___ SELECTED PASSAGE ___

[75-87-6]  · C2HCl3O  · Chloral  · (MW 147.39)

(electrophile which can react with a variety of nucleophiles,1 insert into metal-C, -N, and -O bonds,2 undergo ene and Diels-Alder reactions,3 add to ketenes,4 and function as a hydride acceptor5)

Alternate Name: 2,2,2-trichloroacetaldehyde.

Physical Data: anhydrous: bp 98 °C; mp -57.5 °C; d 1.512 g cm-3; refractive index 1.4557 (20 °C); hydrate [Cl3CCH(OH)2]: mp 57 °C; bp 96 °C; d 1.908 g cm-3.

Solubility: anhydrous: sol CH2Cl2, CHCl3, CCl4, C6H6, Et2O, THF, EtOAc, n-C6H14; sol and reacts with H2O and alcohols; hydrate: sol H2O, EtOH, Et2O, C6H6.

___ DATASET ENTRIES ___

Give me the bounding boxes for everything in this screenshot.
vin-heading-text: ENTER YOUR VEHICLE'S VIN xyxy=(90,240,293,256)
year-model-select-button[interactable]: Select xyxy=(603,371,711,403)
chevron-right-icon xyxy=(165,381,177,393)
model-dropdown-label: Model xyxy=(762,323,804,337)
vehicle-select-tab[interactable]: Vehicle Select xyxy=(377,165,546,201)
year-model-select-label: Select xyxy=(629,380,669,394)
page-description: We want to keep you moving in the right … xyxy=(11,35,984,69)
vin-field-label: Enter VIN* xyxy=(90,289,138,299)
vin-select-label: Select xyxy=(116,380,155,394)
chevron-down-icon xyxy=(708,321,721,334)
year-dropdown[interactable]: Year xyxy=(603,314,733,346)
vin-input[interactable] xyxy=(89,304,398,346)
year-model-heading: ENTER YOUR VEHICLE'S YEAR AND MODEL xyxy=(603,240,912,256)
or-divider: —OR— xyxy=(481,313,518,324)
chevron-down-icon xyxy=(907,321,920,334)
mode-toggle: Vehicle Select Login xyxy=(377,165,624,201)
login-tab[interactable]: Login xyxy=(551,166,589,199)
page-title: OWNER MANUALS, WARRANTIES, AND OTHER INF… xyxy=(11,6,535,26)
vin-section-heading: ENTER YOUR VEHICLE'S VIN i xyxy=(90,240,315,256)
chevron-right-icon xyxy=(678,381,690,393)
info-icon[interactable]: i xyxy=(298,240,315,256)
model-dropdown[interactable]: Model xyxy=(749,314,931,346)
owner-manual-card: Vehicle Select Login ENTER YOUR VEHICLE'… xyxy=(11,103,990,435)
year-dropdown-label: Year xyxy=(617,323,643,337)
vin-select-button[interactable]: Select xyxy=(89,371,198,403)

___

• CHALLENGES:
[A] Write out the chloral entry again between "(electrophile which can" and "a hydride acceptor5)", inclusive, and switch "ketenes" to "aldehydes".
[B] According to the chloral entry, what is the boiling point of anhydrous chloral?
The records are not needed here.

• RESULTS:
[A]
(electrophile which can react with a variety of nucleophiles,1 insert into metal-C, -N, and -O bonds,2 undergo ene and Diels-Alder reactions,3 add to aldehydes,4 and function as a hydride acceptor5)

[B] 98 °C